• [Task objective]
In the copy, keep every record exact and leave out all images.
## Begin Provided material
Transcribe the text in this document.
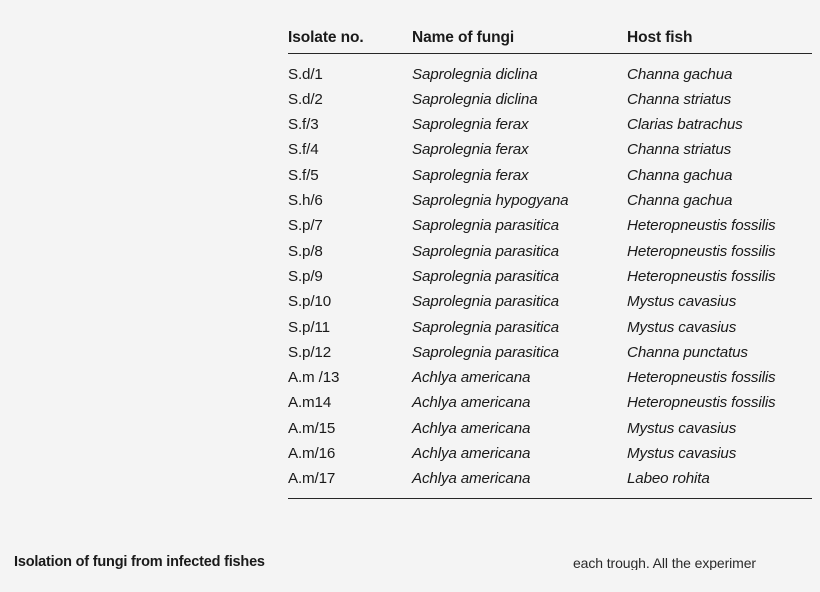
Isolate no.	Name of fungi	Host fish
S.d/1	Saprolegnia diclina	Channa gachua
S.d/2	Saprolegnia diclina	Channa striatus
S.f/3	Saprolegnia ferax	Clarias batrachus
S.f/4	Saprolegnia ferax	Channa striatus
S.f/5	Saprolegnia ferax	Channa gachua
S.h/6	Saprolegnia hypogyana	Channa gachua
S.p/7	Saprolegnia parasitica	Heteropneustis fossilis
S.p/8	Saprolegnia parasitica	Heteropneustis fossilis
S.p/9	Saprolegnia parasitica	Heteropneustis fossilis
S.p/10	Saprolegnia parasitica	Mystus cavasius
S.p/11	Saprolegnia parasitica	Mystus cavasius
S.p/12	Saprolegnia parasitica	Channa punctatus
A.m /13	Achlya americana	Heteropneustis fossilis
A.m14	Achlya americana	Heteropneustis fossilis
A.m/15	Achlya americana	Mystus cavasius
A.m/16	Achlya americana	Mystus cavasius
A.m/17	Achlya americana	Labeo rohita
Isolation of fungi from infected fishes	each trough. All the experimer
## End Provided material
• [Solution for this problem]
Transcribe the text in this document.
Isolate no.	Name of fungi	Host fish
S.d/1	Saprolegnia diclina	Channa gachua
S.d/2	Saprolegnia diclina	Channa striatus
S.f/3	Saprolegnia ferax	Clarias batrachus
S.f/4	Saprolegnia ferax	Channa striatus
S.f/5	Saprolegnia ferax	Channa gachua
S.h/6	Saprolegnia hypogyana	Channa gachua
S.p/7	Saprolegnia parasitica	Heteropneustis fossilis
S.p/8	Saprolegnia parasitica	Heteropneustis fossilis
S.p/9	Saprolegnia parasitica	Heteropneustis fossilis
S.p/10	Saprolegnia parasitica	Mystus cavasius
S.p/11	Saprolegnia parasitica	Mystus cavasius
S.p/12	Saprolegnia parasitica	Channa punctatus
A.m /13	Achlya americana	Heteropneustis fossilis
A.m14	Achlya americana	Heteropneustis fossilis
A.m/15	Achlya americana	Mystus cavasius
A.m/16	Achlya americana	Mystus cavasius
A.m/17	Achlya americana	Labeo rohita
Isolation of fungi from infected fishes	each trough. All the experimer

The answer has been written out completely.